(Task instructions) Copy out each line of the material below that holds the string "利用データID".

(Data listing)
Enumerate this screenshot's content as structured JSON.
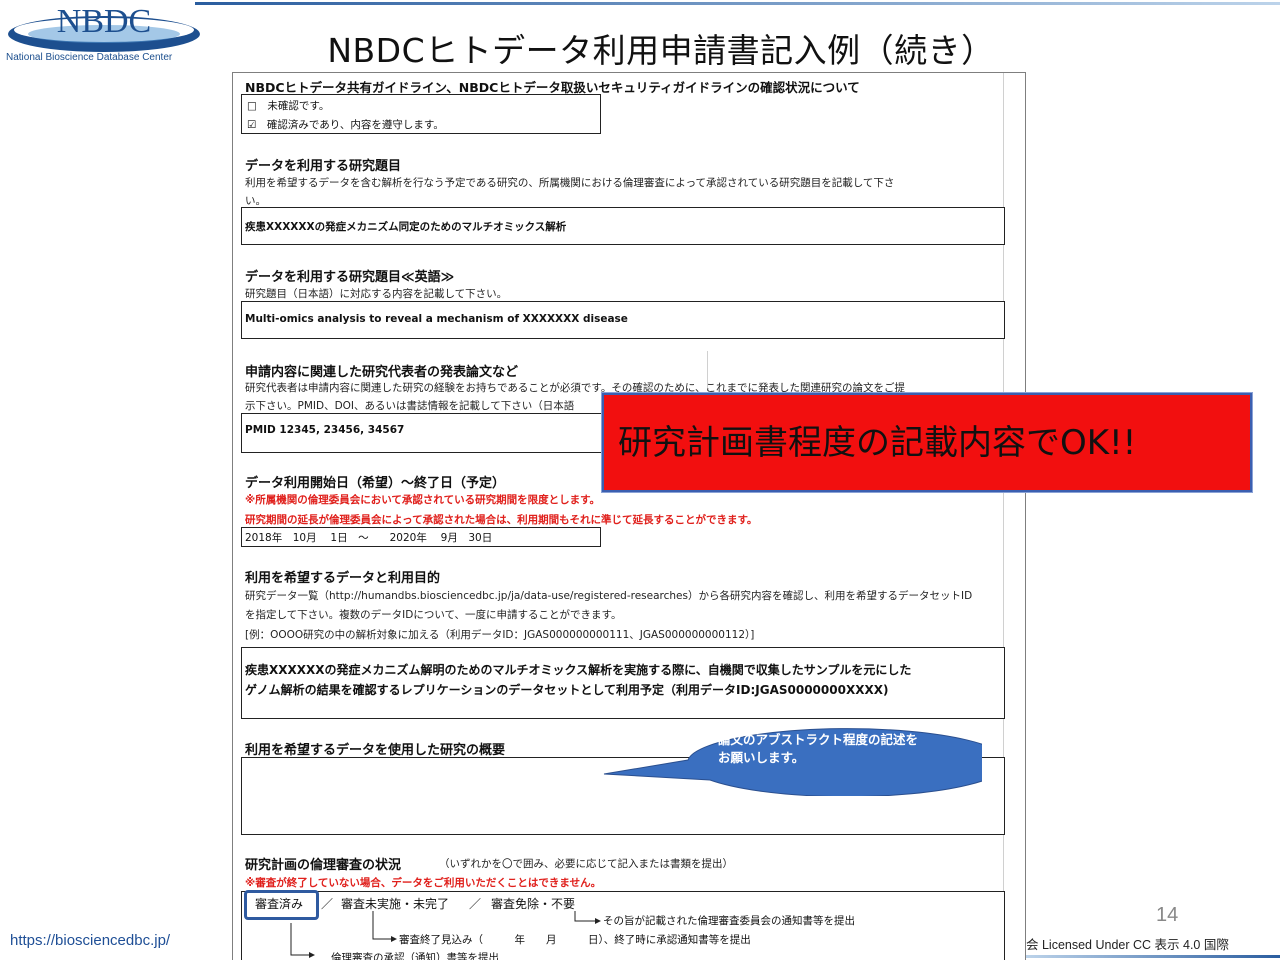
{
  "logo": {
    "text": "NBDC",
    "subtitle": "National Bioscience Database Center"
  },
  "slide": {
    "title": "NBDCヒトデータ利用申請書記入例（続き）",
    "page_number": "14",
    "url": "https://biosciencedbc.jp/",
    "license": "会 Licensed Under CC 表示 4.0 国際"
  },
  "form": {
    "guideline": {
      "heading": "NBDCヒトデータ共有ガイドライン、NBDCヒトデータ取扱いセキュリティガイドラインの確認状況について",
      "opt_unchecked": "□　未確認です。",
      "opt_checked": "☑　確認済みであり、内容を遵守します。"
    },
    "title_jp": {
      "heading": "データを利用する研究題目",
      "desc_line1": "利用を希望するデータを含む解析を行なう予定である研究の、所属機関における倫理審査によって承認されている研究題目を記載して下さ",
      "desc_line2": "い。",
      "value": "疾患XXXXXXの発症メカニズム同定のためのマルチオミックス解析"
    },
    "title_en": {
      "heading": "データを利用する研究題目≪英語≫",
      "desc": "研究題目（日本語）に対応する内容を記載して下さい。",
      "value": "Multi-omics analysis to reveal a mechanism of XXXXXXX disease"
    },
    "papers": {
      "heading": "申請内容に関連した研究代表者の発表論文など",
      "desc_line1": "研究代表者は申請内容に関連した研究の経験をお持ちであることが必須です。その確認のために、これまでに発表した関連研究の論文をご提",
      "desc_line2": "示下さい。PMID、DOI、あるいは書誌情報を記載して下さい（日本語",
      "value": "PMID 12345, 23456, 34567"
    },
    "period": {
      "heading": "データ利用開始日（希望）～終了日（予定）",
      "note1": "※所属機関の倫理委員会において承認されている研究期間を限度とします。",
      "note2": "研究期間の延長が倫理委員会によって承認された場合は、利用期間もそれに準じて延長することができます。",
      "value": "2018年　10月　 1日　～　　2020年　 9月　30日"
    },
    "data_purpose": {
      "heading": "利用を希望するデータと利用目的",
      "desc_line1": "研究データ一覧（http://humandbs.biosciencedbc.jp/ja/data-use/registered-researches）から各研究内容を確認し、利用を希望するデータセットID",
      "desc_line2": "を指定して下さい。複数のデータIDについて、一度に申請することができます。",
      "example": "[例：OOOO研究の中の解析対象に加える（利用データID：JGAS000000000111、JGAS000000000112）]",
      "value_line1": "疾患XXXXXXの発症メカニズム解明のためのマルチオミックス解析を実施する際に、自機関で収集したサンプルを元にした",
      "value_line2": "ゲノム解析の結果を確認するレプリケーションのデータセットとして利用予定（利用データID:JGAS0000000XXXX)"
    },
    "summary": {
      "heading": "利用を希望するデータを使用した研究の概要"
    },
    "ethics": {
      "heading": "研究計画の倫理審査の状況",
      "heading_note": "（いずれかを〇で囲み、必要に応じて記入または書類を提出）",
      "red_note": "※審査が終了していない場合、データをご利用いただくことはできません。",
      "option1": "審査済み",
      "sep1": "／",
      "option2": "審査未実施・未完了",
      "sep2": "／",
      "option3": "審査免除・不要",
      "branch_exempt": "その旨が記載された倫理審査委員会の通知書等を提出",
      "branch_pending": "審査終了見込み（　　　年　　月　　　日）、終了時に承認通知書等を提出",
      "branch_done": "倫理審査の承認（通知）書等を提出"
    }
  },
  "callout_red": {
    "text": "研究計画書程度の記載内容でOK!!"
  },
  "callout_bubble": {
    "line1": "論文のアブストラクト程度の記述を",
    "line2": "お願いします。"
  }
}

(Answer in full)
      "example": "[例：OOOO研究の中の解析対象に加える（利用データID：JGAS000000000111、JGAS000000000112）]",
      "value_line2": "ゲノム解析の結果を確認するレプリケーションのデータセットとして利用予定（利用データID:JGAS0000000XXXX)"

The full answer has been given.